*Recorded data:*
.....
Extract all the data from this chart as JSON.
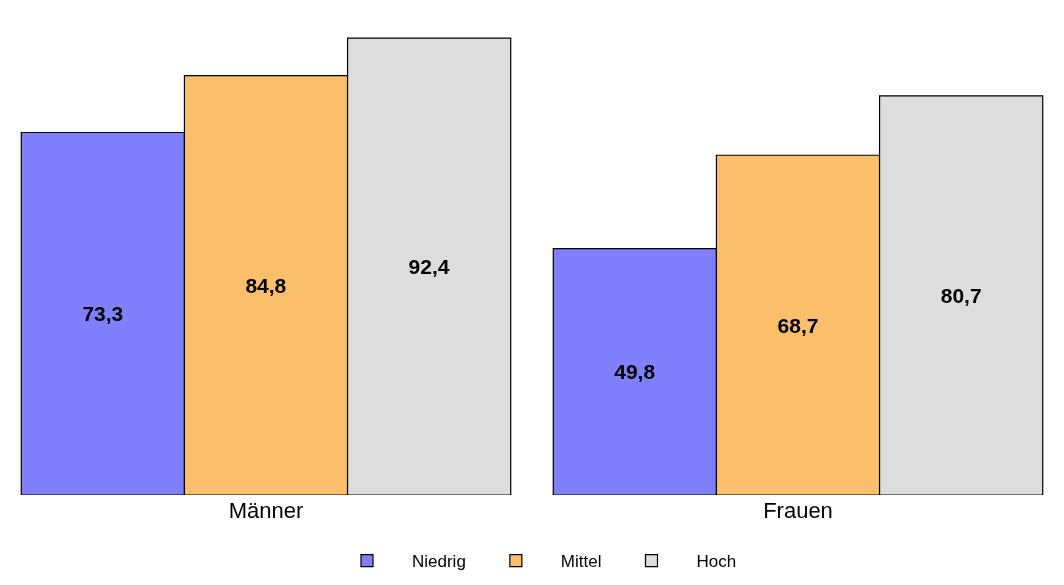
{
  "chart_data": {
    "type": "bar",
    "categories": [
      "Männer",
      "Frauen"
    ],
    "series": [
      {
        "name": "Niedrig",
        "color": "#8080ff",
        "values": [
          73.3,
          49.8
        ],
        "value_labels": [
          "73,3",
          "49,8"
        ]
      },
      {
        "name": "Mittel",
        "color": "#fbbf6b",
        "values": [
          84.8,
          68.7
        ],
        "value_labels": [
          "84,8",
          "68,7"
        ]
      },
      {
        "name": "Hoch",
        "color": "#dddddd",
        "values": [
          92.4,
          80.7
        ],
        "value_labels": [
          "92,4",
          "80,7"
        ]
      }
    ],
    "grid": false,
    "legend": "bottom",
    "tick_labels": "x"
  }
}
.....
*To be done:* Looking at the records above, work out how many lines include the string "color". Give the number and nothing else.

*Written answer:* 3